Work required: Single out each line with the word "this" and copy it.

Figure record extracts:
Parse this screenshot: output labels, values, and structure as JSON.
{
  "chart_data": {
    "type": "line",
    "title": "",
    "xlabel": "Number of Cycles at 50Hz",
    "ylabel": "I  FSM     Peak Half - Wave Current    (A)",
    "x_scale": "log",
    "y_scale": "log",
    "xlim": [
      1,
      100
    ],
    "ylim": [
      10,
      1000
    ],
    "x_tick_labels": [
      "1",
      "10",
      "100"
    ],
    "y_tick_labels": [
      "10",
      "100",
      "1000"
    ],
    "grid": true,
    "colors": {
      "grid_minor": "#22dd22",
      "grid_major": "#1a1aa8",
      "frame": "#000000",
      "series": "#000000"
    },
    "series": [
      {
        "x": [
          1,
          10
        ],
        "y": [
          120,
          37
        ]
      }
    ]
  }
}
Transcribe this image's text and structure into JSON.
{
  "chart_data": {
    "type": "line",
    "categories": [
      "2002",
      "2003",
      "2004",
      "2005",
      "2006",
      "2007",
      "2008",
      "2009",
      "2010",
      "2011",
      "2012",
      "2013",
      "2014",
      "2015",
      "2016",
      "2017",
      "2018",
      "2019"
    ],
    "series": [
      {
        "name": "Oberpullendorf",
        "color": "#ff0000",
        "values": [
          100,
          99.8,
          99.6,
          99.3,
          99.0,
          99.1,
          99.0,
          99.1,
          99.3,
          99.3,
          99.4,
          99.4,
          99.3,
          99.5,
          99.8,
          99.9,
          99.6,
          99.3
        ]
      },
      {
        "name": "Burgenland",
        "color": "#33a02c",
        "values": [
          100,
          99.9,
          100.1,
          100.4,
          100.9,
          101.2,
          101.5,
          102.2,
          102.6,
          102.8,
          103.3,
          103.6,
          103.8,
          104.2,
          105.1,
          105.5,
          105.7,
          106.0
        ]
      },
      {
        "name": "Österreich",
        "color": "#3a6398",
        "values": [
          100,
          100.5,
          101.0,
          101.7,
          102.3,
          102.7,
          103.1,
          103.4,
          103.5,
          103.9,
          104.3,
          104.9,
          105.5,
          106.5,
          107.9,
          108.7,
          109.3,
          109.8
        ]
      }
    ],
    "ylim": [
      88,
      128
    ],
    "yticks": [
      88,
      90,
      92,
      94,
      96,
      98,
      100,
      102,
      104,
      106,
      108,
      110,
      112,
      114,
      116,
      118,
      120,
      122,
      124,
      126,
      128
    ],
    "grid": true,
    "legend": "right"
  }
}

Response to the exercise:
Parse this screenshot: output labels, values, and structure as JSON.
Transcribe this image's text and structure into JSON.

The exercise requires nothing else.